Stored data entries:
------

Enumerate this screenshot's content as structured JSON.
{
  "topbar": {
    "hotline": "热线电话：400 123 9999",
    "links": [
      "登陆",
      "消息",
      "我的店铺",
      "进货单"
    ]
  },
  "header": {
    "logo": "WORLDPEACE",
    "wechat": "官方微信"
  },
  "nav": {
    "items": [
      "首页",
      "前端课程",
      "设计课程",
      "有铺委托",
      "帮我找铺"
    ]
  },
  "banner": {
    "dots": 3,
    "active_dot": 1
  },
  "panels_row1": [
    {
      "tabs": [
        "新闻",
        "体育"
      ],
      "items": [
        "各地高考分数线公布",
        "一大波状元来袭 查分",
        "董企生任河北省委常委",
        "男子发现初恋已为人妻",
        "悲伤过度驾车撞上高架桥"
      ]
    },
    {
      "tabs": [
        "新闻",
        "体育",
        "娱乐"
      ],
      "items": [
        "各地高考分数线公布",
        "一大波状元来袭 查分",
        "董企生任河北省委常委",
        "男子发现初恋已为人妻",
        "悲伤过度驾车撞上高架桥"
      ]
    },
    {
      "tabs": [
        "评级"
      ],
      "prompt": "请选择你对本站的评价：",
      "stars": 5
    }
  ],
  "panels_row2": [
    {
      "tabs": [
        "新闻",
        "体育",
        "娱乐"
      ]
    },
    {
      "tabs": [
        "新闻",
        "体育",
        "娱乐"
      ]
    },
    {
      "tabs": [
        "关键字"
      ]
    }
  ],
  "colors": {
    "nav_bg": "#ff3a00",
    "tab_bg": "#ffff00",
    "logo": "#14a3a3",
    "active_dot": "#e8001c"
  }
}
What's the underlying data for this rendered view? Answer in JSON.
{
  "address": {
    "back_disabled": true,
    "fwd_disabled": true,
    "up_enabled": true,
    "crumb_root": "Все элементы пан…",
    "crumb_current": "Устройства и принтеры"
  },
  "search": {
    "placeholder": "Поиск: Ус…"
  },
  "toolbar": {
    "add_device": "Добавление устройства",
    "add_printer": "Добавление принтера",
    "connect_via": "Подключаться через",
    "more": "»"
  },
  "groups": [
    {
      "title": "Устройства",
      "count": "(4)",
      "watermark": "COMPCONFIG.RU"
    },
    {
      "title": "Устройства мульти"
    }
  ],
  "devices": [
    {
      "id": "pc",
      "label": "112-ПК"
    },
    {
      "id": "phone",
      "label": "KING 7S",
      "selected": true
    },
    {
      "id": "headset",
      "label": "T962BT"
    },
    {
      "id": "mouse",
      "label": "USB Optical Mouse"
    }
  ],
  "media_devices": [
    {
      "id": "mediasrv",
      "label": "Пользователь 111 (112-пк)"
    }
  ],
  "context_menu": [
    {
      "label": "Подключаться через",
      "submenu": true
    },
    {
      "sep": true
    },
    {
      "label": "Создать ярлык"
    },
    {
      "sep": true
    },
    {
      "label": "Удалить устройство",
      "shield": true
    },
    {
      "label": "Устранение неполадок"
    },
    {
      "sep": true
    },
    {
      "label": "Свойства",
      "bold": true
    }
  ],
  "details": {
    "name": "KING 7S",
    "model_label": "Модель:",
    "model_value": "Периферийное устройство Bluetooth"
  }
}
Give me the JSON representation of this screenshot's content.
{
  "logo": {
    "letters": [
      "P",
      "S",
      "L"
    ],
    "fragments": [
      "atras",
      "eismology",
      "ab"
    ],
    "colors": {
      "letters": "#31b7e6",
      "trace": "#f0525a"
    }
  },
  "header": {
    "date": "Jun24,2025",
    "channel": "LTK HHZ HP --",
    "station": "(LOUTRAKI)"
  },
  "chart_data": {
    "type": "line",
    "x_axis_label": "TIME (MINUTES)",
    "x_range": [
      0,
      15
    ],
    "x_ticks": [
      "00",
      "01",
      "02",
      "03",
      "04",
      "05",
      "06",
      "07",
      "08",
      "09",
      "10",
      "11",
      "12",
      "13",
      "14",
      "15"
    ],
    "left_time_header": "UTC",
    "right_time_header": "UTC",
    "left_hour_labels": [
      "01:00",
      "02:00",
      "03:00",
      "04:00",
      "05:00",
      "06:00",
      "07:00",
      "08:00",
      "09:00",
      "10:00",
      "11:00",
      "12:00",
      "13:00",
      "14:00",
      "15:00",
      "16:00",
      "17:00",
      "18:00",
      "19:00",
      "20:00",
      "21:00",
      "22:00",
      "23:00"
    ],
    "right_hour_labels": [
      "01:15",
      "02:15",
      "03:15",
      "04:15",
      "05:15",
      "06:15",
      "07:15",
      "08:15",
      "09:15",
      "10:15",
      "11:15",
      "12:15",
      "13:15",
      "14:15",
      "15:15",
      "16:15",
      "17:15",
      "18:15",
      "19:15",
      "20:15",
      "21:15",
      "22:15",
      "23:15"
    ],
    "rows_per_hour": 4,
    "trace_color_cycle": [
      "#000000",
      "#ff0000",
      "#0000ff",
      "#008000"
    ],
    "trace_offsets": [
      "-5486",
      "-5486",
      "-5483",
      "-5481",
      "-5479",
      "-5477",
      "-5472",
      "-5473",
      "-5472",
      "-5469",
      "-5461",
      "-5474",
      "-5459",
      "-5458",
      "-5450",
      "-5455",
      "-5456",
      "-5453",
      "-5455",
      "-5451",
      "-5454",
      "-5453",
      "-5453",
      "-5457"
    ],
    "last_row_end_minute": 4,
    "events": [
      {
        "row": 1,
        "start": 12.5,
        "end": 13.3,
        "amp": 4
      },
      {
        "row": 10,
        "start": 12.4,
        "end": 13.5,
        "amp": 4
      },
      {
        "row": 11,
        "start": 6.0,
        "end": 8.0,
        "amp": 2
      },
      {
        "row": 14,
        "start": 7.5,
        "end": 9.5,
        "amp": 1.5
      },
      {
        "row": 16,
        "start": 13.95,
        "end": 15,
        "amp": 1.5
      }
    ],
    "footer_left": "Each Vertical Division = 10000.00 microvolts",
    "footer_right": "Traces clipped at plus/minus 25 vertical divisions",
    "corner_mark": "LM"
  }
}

------

# Exercise aim:
Hand back the material above in full, exactly as written.

# Reply to the exercise:
Enumerate this screenshot's content as structured JSON.
{
  "topbar": {
    "hotline": "热线电话：400 123 9999",
    "links": [
      "登陆",
      "消息",
      "我的店铺",
      "进货单"
    ]
  },
  "header": {
    "logo": "WORLDPEACE",
    "wechat": "官方微信"
  },
  "nav": {
    "items": [
      "首页",
      "前端课程",
      "设计课程",
      "有铺委托",
      "帮我找铺"
    ]
  },
  "banner": {
    "dots": 3,
    "active_dot": 1
  },
  "panels_row1": [
    {
      "tabs": [
        "新闻",
        "体育"
      ],
      "items": [
        "各地高考分数线公布",
        "一大波状元来袭 查分",
        "董企生任河北省委常委",
        "男子发现初恋已为人妻",
        "悲伤过度驾车撞上高架桥"
      ]
    },
    {
      "tabs": [
        "新闻",
        "体育",
        "娱乐"
      ],
      "items": [
        "各地高考分数线公布",
        "一大波状元来袭 查分",
        "董企生任河北省委常委",
        "男子发现初恋已为人妻",
        "悲伤过度驾车撞上高架桥"
      ]
    },
    {
      "tabs": [
        "评级"
      ],
      "prompt": "请选择你对本站的评价：",
      "stars": 5
    }
  ],
  "panels_row2": [
    {
      "tabs": [
        "新闻",
        "体育",
        "娱乐"
      ]
    },
    {
      "tabs": [
        "新闻",
        "体育",
        "娱乐"
      ]
    },
    {
      "tabs": [
        "关键字"
      ]
    }
  ],
  "colors": {
    "nav_bg": "#ff3a00",
    "tab_bg": "#ffff00",
    "logo": "#14a3a3",
    "active_dot": "#e8001c"
  }
}
What's the underlying data for this rendered view? Answer in JSON.
{
  "address": {
    "back_disabled": true,
    "fwd_disabled": true,
    "up_enabled": true,
    "crumb_root": "Все элементы пан…",
    "crumb_current": "Устройства и принтеры"
  },
  "search": {
    "placeholder": "Поиск: Ус…"
  },
  "toolbar": {
    "add_device": "Добавление устройства",
    "add_printer": "Добавление принтера",
    "connect_via": "Подключаться через",
    "more": "»"
  },
  "groups": [
    {
      "title": "Устройства",
      "count": "(4)",
      "watermark": "COMPCONFIG.RU"
    },
    {
      "title": "Устройства мульти"
    }
  ],
  "devices": [
    {
      "id": "pc",
      "label": "112-ПК"
    },
    {
      "id": "phone",
      "label": "KING 7S",
      "selected": true
    },
    {
      "id": "headset",
      "label": "T962BT"
    },
    {
      "id": "mouse",
      "label": "USB Optical Mouse"
    }
  ],
  "media_devices": [
    {
      "id": "mediasrv",
      "label": "Пользователь 111 (112-пк)"
    }
  ],
  "context_menu": [
    {
      "label": "Подключаться через",
      "submenu": true
    },
    {
      "sep": true
    },
    {
      "label": "Создать ярлык"
    },
    {
      "sep": true
    },
    {
      "label": "Удалить устройство",
      "shield": true
    },
    {
      "label": "Устранение неполадок"
    },
    {
      "sep": true
    },
    {
      "label": "Свойства",
      "bold": true
    }
  ],
  "details": {
    "name": "KING 7S",
    "model_label": "Модель:",
    "model_value": "Периферийное устройство Bluetooth"
  }
}
Give me the JSON representation of this screenshot's content.
{
  "logo": {
    "letters": [
      "P",
      "S",
      "L"
    ],
    "fragments": [
      "atras",
      "eismology",
      "ab"
    ],
    "colors": {
      "letters": "#31b7e6",
      "trace": "#f0525a"
    }
  },
  "header": {
    "date": "Jun24,2025",
    "channel": "LTK HHZ HP --",
    "station": "(LOUTRAKI)"
  },
  "chart_data": {
    "type": "line",
    "x_axis_label": "TIME (MINUTES)",
    "x_range": [
      0,
      15
    ],
    "x_ticks": [
      "00",
      "01",
      "02",
      "03",
      "04",
      "05",
      "06",
      "07",
      "08",
      "09",
      "10",
      "11",
      "12",
      "13",
      "14",
      "15"
    ],
    "left_time_header": "UTC",
    "right_time_header": "UTC",
    "left_hour_labels": [
      "01:00",
      "02:00",
      "03:00",
      "04:00",
      "05:00",
      "06:00",
      "07:00",
      "08:00",
      "09:00",
      "10:00",
      "11:00",
      "12:00",
      "13:00",
      "14:00",
      "15:00",
      "16:00",
      "17:00",
      "18:00",
      "19:00",
      "20:00",
      "21:00",
      "22:00",
      "23:00"
    ],
    "right_hour_labels": [
      "01:15",
      "02:15",
      "03:15",
      "04:15",
      "05:15",
      "06:15",
      "07:15",
      "08:15",
      "09:15",
      "10:15",
      "11:15",
      "12:15",
      "13:15",
      "14:15",
      "15:15",
      "16:15",
      "17:15",
      "18:15",
      "19:15",
      "20:15",
      "21:15",
      "22:15",
      "23:15"
    ],
    "rows_per_hour": 4,
    "trace_color_cycle": [
      "#000000",
      "#ff0000",
      "#0000ff",
      "#008000"
    ],
    "trace_offsets": [
      "-5486",
      "-5486",
      "-5483",
      "-5481",
      "-5479",
      "-5477",
      "-5472",
      "-5473",
      "-5472",
      "-5469",
      "-5461",
      "-5474",
      "-5459",
      "-5458",
      "-5450",
      "-5455",
      "-5456",
      "-5453",
      "-5455",
      "-5451",
      "-5454",
      "-5453",
      "-5453",
      "-5457"
    ],
    "last_row_end_minute": 4,
    "events": [
      {
        "row": 1,
        "start": 12.5,
        "end": 13.3,
        "amp": 4
      },
      {
        "row": 10,
        "start": 12.4,
        "end": 13.5,
        "amp": 4
      },
      {
        "row": 11,
        "start": 6.0,
        "end": 8.0,
        "amp": 2
      },
      {
        "row": 14,
        "start": 7.5,
        "end": 9.5,
        "amp": 1.5
      },
      {
        "row": 16,
        "start": 13.95,
        "end": 15,
        "amp": 1.5
      }
    ],
    "footer_left": "Each Vertical Division = 10000.00 microvolts",
    "footer_right": "Traces clipped at plus/minus 25 vertical divisions",
    "corner_mark": "LM"
  }
}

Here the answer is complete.